-- Start DATA ENTRIES --
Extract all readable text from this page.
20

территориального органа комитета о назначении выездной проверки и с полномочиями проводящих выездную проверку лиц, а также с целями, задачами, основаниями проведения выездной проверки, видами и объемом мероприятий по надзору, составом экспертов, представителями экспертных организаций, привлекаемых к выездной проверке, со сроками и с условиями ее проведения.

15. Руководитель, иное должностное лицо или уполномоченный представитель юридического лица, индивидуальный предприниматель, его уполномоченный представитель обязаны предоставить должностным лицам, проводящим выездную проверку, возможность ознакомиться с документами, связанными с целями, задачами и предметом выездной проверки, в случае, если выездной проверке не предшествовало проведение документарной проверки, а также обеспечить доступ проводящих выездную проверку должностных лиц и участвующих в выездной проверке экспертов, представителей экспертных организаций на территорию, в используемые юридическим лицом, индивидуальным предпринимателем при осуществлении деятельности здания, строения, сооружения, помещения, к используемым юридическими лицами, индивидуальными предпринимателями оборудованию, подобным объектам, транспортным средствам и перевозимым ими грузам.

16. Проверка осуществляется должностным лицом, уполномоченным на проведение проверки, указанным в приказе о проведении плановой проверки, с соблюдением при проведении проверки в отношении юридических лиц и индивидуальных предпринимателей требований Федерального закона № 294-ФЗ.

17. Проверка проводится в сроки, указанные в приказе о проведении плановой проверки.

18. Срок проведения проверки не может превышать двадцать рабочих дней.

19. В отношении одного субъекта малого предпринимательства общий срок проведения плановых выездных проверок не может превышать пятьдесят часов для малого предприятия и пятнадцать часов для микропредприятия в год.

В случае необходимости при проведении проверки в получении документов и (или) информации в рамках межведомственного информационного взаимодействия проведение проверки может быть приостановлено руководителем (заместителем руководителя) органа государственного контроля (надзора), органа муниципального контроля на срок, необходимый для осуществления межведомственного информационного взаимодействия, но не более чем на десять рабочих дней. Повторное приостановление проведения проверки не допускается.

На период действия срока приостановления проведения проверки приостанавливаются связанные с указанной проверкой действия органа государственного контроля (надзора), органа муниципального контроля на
-- End DATA ENTRIES --
- EXERCISE PROMPT:
Every record should be repeated exactly; please leave none out.

- ANSWER TO THE PROBLEM:
Extract all readable text from this page.
20

территориального органа комитета о назначении выездной проверки и с полномочиями проводящих выездную проверку лиц, а также с целями, задачами, основаниями проведения выездной проверки, видами и объемом мероприятий по надзору, составом экспертов, представителями экспертных организаций, привлекаемых к выездной проверке, со сроками и с условиями ее проведения.

15. Руководитель, иное должностное лицо или уполномоченный представитель юридического лица, индивидуальный предприниматель, его уполномоченный представитель обязаны предоставить должностным лицам, проводящим выездную проверку, возможность ознакомиться с документами, связанными с целями, задачами и предметом выездной проверки, в случае, если выездной проверке не предшествовало проведение документарной проверки, а также обеспечить доступ проводящих выездную проверку должностных лиц и участвующих в выездной проверке экспертов, представителей экспертных организаций на территорию, в используемые юридическим лицом, индивидуальным предпринимателем при осуществлении деятельности здания, строения, сооружения, помещения, к используемым юридическими лицами, индивидуальными предпринимателями оборудованию, подобным объектам, транспортным средствам и перевозимым ими грузам.

16. Проверка осуществляется должностным лицом, уполномоченным на проведение проверки, указанным в приказе о проведении плановой проверки, с соблюдением при проведении проверки в отношении юридических лиц и индивидуальных предпринимателей требований Федерального закона № 294-ФЗ.

17. Проверка проводится в сроки, указанные в приказе о проведении плановой проверки.

18. Срок проведения проверки не может превышать двадцать рабочих дней.

19. В отношении одного субъекта малого предпринимательства общий срок проведения плановых выездных проверок не может превышать пятьдесят часов для малого предприятия и пятнадцать часов для микропредприятия в год.

В случае необходимости при проведении проверки в получении документов и (или) информации в рамках межведомственного информационного взаимодействия проведение проверки может быть приостановлено руководителем (заместителем руководителя) органа государственного контроля (надзора), органа муниципального контроля на срок, необходимый для осуществления межведомственного информационного взаимодействия, но не более чем на десять рабочих дней. Повторное приостановление проведения проверки не допускается.

На период действия срока приостановления проведения проверки приостанавливаются связанные с указанной проверкой действия органа государственного контроля (надзора), органа муниципального контроля на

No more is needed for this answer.